DIRECTION
Restate each of the lines below word for word and drop every picture.

DATASET RECORDS

# # # #

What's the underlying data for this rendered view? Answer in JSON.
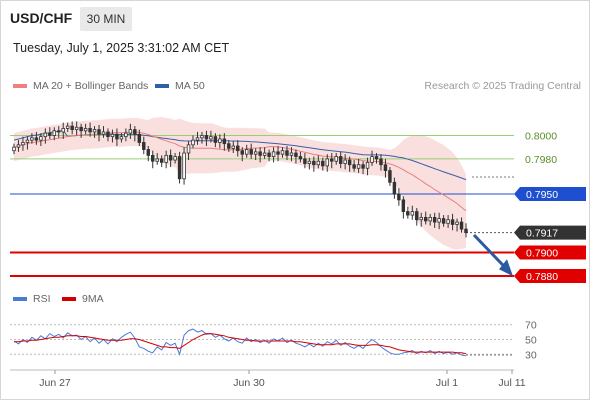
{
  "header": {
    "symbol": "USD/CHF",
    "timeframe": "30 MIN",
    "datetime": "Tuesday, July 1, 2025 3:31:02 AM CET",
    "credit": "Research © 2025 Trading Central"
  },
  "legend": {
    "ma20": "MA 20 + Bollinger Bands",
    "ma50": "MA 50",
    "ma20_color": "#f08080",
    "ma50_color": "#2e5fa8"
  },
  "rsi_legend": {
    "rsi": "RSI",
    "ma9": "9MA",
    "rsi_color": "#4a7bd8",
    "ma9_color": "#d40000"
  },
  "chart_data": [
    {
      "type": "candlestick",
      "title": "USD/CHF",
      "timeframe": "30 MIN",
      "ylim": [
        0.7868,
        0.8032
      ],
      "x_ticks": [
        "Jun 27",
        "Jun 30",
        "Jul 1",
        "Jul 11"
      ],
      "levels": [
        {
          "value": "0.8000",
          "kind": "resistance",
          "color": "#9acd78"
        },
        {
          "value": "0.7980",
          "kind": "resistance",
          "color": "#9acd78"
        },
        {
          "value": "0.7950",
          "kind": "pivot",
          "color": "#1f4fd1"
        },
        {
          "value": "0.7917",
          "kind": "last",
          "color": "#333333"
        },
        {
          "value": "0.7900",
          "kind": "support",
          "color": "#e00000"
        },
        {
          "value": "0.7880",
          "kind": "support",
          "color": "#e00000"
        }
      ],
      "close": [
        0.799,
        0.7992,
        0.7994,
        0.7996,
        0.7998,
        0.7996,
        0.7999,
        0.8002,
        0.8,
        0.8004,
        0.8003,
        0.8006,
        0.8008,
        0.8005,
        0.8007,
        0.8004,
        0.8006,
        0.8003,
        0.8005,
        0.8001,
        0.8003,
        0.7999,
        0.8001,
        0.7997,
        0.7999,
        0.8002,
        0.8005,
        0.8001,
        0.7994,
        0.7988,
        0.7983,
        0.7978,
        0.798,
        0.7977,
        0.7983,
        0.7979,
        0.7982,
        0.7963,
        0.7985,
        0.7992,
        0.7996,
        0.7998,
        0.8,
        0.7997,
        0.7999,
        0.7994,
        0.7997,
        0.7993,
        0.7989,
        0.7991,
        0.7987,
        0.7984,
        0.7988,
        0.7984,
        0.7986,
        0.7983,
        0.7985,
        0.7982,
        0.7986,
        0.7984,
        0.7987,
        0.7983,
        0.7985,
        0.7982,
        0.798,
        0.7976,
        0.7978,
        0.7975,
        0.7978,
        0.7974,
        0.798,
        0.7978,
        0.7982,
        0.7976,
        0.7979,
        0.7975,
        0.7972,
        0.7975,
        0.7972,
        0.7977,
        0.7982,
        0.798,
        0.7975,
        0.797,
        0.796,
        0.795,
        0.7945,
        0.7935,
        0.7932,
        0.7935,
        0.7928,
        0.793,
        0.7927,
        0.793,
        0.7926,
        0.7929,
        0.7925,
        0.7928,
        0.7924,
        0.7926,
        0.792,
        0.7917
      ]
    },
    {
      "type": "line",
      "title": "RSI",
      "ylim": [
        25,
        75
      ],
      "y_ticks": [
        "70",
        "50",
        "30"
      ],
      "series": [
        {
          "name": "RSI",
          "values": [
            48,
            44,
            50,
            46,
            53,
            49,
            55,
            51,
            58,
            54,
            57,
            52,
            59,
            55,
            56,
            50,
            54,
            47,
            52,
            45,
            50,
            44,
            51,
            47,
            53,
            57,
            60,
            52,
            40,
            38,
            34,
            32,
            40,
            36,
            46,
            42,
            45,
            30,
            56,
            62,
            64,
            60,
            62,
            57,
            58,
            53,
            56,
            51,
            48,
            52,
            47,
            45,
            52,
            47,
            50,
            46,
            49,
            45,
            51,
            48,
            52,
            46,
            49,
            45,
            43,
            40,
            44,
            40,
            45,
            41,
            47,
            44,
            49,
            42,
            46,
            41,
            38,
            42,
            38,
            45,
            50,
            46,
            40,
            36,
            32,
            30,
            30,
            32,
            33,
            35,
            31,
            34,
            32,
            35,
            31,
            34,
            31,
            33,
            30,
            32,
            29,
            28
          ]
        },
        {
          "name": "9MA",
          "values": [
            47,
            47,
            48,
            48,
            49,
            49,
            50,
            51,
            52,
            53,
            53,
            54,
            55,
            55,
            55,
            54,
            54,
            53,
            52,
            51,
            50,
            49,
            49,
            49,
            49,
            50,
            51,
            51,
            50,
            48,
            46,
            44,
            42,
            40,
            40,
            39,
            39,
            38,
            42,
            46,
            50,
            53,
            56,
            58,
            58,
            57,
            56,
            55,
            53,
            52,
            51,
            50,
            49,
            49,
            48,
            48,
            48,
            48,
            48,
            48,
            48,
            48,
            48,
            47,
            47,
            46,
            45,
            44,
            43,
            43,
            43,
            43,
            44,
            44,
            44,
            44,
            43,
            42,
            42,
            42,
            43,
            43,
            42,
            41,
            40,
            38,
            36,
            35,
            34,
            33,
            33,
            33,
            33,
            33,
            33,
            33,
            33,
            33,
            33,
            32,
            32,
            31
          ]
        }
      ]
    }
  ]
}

# # # #

OUTPUT BELOW
What's the underlying data for this rendered view? Answer in JSON.
{
  "header": {
    "symbol": "USD/CHF",
    "timeframe": "30 MIN",
    "datetime": "Tuesday, July 1, 2025 3:31:02 AM CET",
    "credit": "Research © 2025 Trading Central"
  },
  "legend": {
    "ma20": "MA 20 + Bollinger Bands",
    "ma50": "MA 50",
    "ma20_color": "#f08080",
    "ma50_color": "#2e5fa8"
  },
  "rsi_legend": {
    "rsi": "RSI",
    "ma9": "9MA",
    "rsi_color": "#4a7bd8",
    "ma9_color": "#d40000"
  },
  "chart_data": [
    {
      "type": "candlestick",
      "title": "USD/CHF",
      "timeframe": "30 MIN",
      "ylim": [
        0.7868,
        0.8032
      ],
      "x_ticks": [
        "Jun 27",
        "Jun 30",
        "Jul 1",
        "Jul 11"
      ],
      "levels": [
        {
          "value": "0.8000",
          "kind": "resistance",
          "color": "#9acd78"
        },
        {
          "value": "0.7980",
          "kind": "resistance",
          "color": "#9acd78"
        },
        {
          "value": "0.7950",
          "kind": "pivot",
          "color": "#1f4fd1"
        },
        {
          "value": "0.7917",
          "kind": "last",
          "color": "#333333"
        },
        {
          "value": "0.7900",
          "kind": "support",
          "color": "#e00000"
        },
        {
          "value": "0.7880",
          "kind": "support",
          "color": "#e00000"
        }
      ],
      "close": [
        0.799,
        0.7992,
        0.7994,
        0.7996,
        0.7998,
        0.7996,
        0.7999,
        0.8002,
        0.8,
        0.8004,
        0.8003,
        0.8006,
        0.8008,
        0.8005,
        0.8007,
        0.8004,
        0.8006,
        0.8003,
        0.8005,
        0.8001,
        0.8003,
        0.7999,
        0.8001,
        0.7997,
        0.7999,
        0.8002,
        0.8005,
        0.8001,
        0.7994,
        0.7988,
        0.7983,
        0.7978,
        0.798,
        0.7977,
        0.7983,
        0.7979,
        0.7982,
        0.7963,
        0.7985,
        0.7992,
        0.7996,
        0.7998,
        0.8,
        0.7997,
        0.7999,
        0.7994,
        0.7997,
        0.7993,
        0.7989,
        0.7991,
        0.7987,
        0.7984,
        0.7988,
        0.7984,
        0.7986,
        0.7983,
        0.7985,
        0.7982,
        0.7986,
        0.7984,
        0.7987,
        0.7983,
        0.7985,
        0.7982,
        0.798,
        0.7976,
        0.7978,
        0.7975,
        0.7978,
        0.7974,
        0.798,
        0.7978,
        0.7982,
        0.7976,
        0.7979,
        0.7975,
        0.7972,
        0.7975,
        0.7972,
        0.7977,
        0.7982,
        0.798,
        0.7975,
        0.797,
        0.796,
        0.795,
        0.7945,
        0.7935,
        0.7932,
        0.7935,
        0.7928,
        0.793,
        0.7927,
        0.793,
        0.7926,
        0.7929,
        0.7925,
        0.7928,
        0.7924,
        0.7926,
        0.792,
        0.7917
      ]
    },
    {
      "type": "line",
      "title": "RSI",
      "ylim": [
        25,
        75
      ],
      "y_ticks": [
        "70",
        "50",
        "30"
      ],
      "series": [
        {
          "name": "RSI",
          "values": [
            48,
            44,
            50,
            46,
            53,
            49,
            55,
            51,
            58,
            54,
            57,
            52,
            59,
            55,
            56,
            50,
            54,
            47,
            52,
            45,
            50,
            44,
            51,
            47,
            53,
            57,
            60,
            52,
            40,
            38,
            34,
            32,
            40,
            36,
            46,
            42,
            45,
            30,
            56,
            62,
            64,
            60,
            62,
            57,
            58,
            53,
            56,
            51,
            48,
            52,
            47,
            45,
            52,
            47,
            50,
            46,
            49,
            45,
            51,
            48,
            52,
            46,
            49,
            45,
            43,
            40,
            44,
            40,
            45,
            41,
            47,
            44,
            49,
            42,
            46,
            41,
            38,
            42,
            38,
            45,
            50,
            46,
            40,
            36,
            32,
            30,
            30,
            32,
            33,
            35,
            31,
            34,
            32,
            35,
            31,
            34,
            31,
            33,
            30,
            32,
            29,
            28
          ]
        },
        {
          "name": "9MA",
          "values": [
            47,
            47,
            48,
            48,
            49,
            49,
            50,
            51,
            52,
            53,
            53,
            54,
            55,
            55,
            55,
            54,
            54,
            53,
            52,
            51,
            50,
            49,
            49,
            49,
            49,
            50,
            51,
            51,
            50,
            48,
            46,
            44,
            42,
            40,
            40,
            39,
            39,
            38,
            42,
            46,
            50,
            53,
            56,
            58,
            58,
            57,
            56,
            55,
            53,
            52,
            51,
            50,
            49,
            49,
            48,
            48,
            48,
            48,
            48,
            48,
            48,
            48,
            48,
            47,
            47,
            46,
            45,
            44,
            43,
            43,
            43,
            43,
            44,
            44,
            44,
            44,
            43,
            42,
            42,
            42,
            43,
            43,
            42,
            41,
            40,
            38,
            36,
            35,
            34,
            33,
            33,
            33,
            33,
            33,
            33,
            33,
            33,
            33,
            33,
            32,
            32,
            31
          ]
        }
      ]
    }
  ]
}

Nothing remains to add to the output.